* **REQUIRED TASK**: Without the images, write out the whole listing exactly.

* **PROVIDED RECORDS**:
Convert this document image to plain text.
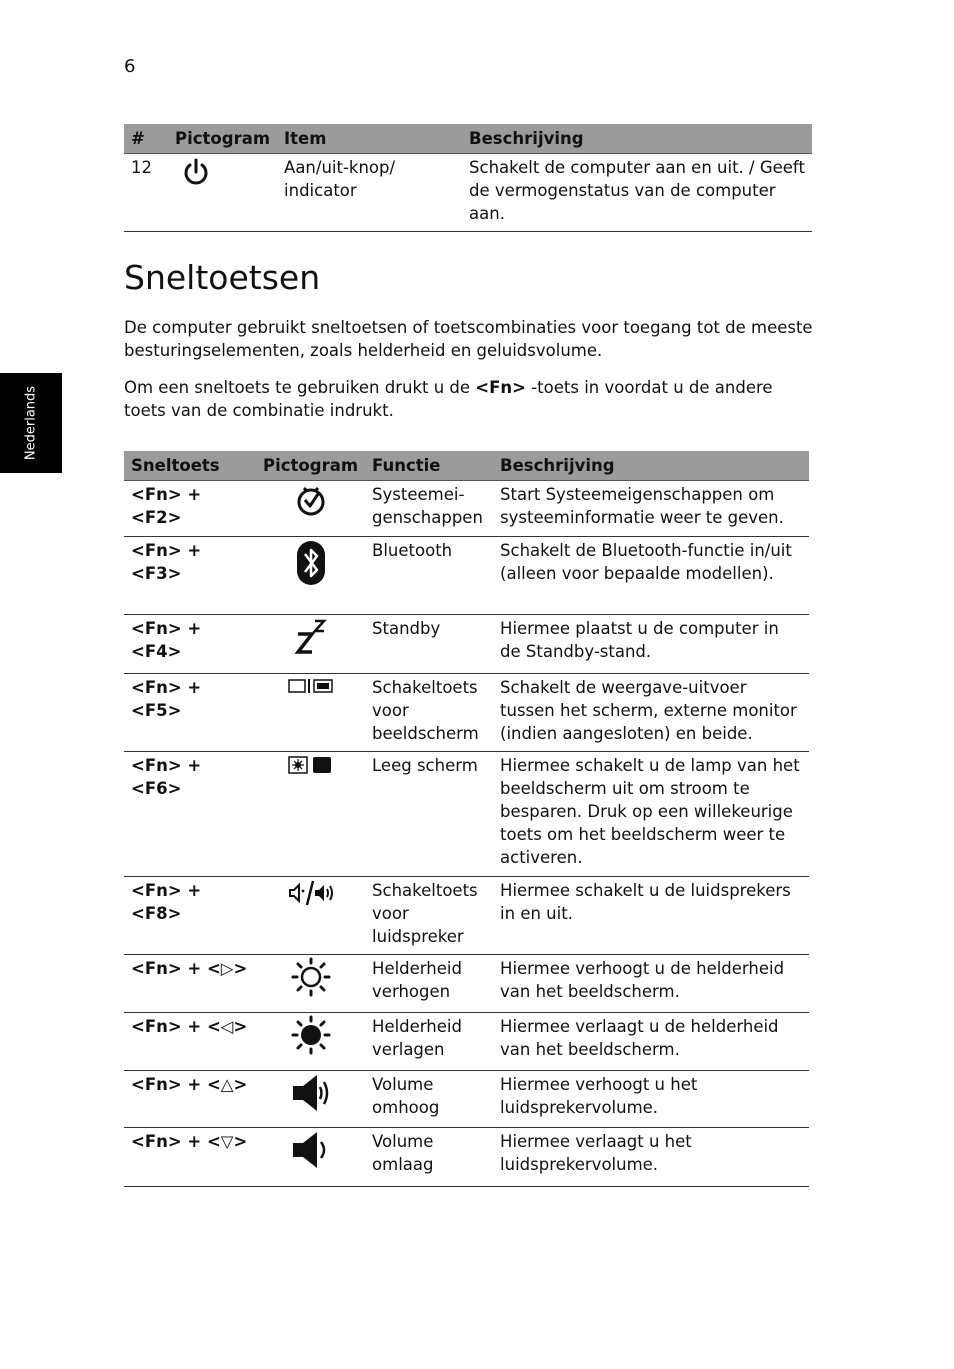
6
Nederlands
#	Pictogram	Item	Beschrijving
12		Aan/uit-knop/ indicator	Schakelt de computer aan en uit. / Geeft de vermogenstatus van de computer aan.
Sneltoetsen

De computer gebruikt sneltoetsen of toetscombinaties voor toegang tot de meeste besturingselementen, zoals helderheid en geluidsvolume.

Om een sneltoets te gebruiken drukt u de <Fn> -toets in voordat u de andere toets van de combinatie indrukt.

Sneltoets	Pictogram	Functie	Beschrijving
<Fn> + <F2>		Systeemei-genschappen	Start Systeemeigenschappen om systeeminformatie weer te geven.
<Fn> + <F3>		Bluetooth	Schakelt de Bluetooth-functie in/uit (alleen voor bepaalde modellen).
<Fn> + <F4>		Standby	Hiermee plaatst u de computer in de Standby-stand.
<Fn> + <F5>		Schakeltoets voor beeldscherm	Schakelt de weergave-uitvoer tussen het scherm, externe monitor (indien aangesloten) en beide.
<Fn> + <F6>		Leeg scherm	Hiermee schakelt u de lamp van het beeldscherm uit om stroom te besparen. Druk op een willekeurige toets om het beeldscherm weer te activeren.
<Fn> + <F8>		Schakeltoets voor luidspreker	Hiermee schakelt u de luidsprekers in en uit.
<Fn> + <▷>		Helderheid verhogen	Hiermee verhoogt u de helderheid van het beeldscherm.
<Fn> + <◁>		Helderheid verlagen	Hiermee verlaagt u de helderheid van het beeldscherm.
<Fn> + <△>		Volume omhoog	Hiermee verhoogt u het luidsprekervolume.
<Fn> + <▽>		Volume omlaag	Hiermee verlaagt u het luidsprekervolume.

* **FINISHED ANSWER**:
Convert this document image to plain text.
6
Nederlands
#	Pictogram	Item	Beschrijving
12		Aan/uit-knop/ indicator	Schakelt de computer aan en uit. / Geeft de vermogenstatus van de computer aan.
Sneltoetsen

De computer gebruikt sneltoetsen of toetscombinaties voor toegang tot de meeste besturingselementen, zoals helderheid en geluidsvolume.

Om een sneltoets te gebruiken drukt u de <Fn> -toets in voordat u de andere toets van de combinatie indrukt.

Sneltoets	Pictogram	Functie	Beschrijving
<Fn> + <F2>		Systeemei-genschappen	Start Systeemeigenschappen om systeeminformatie weer te geven.
<Fn> + <F3>		Bluetooth	Schakelt de Bluetooth-functie in/uit (alleen voor bepaalde modellen).
<Fn> + <F4>		Standby	Hiermee plaatst u de computer in de Standby-stand.
<Fn> + <F5>		Schakeltoets voor beeldscherm	Schakelt de weergave-uitvoer tussen het scherm, externe monitor (indien aangesloten) en beide.
<Fn> + <F6>		Leeg scherm	Hiermee schakelt u de lamp van het beeldscherm uit om stroom te besparen. Druk op een willekeurige toets om het beeldscherm weer te activeren.
<Fn> + <F8>		Schakeltoets voor luidspreker	Hiermee schakelt u de luidsprekers in en uit.
<Fn> + <▷>		Helderheid verhogen	Hiermee verhoogt u de helderheid van het beeldscherm.
<Fn> + <◁>		Helderheid verlagen	Hiermee verlaagt u de helderheid van het beeldscherm.
<Fn> + <△>		Volume omhoog	Hiermee verhoogt u het luidsprekervolume.
<Fn> + <▽>		Volume omlaag	Hiermee verlaagt u het luidsprekervolume.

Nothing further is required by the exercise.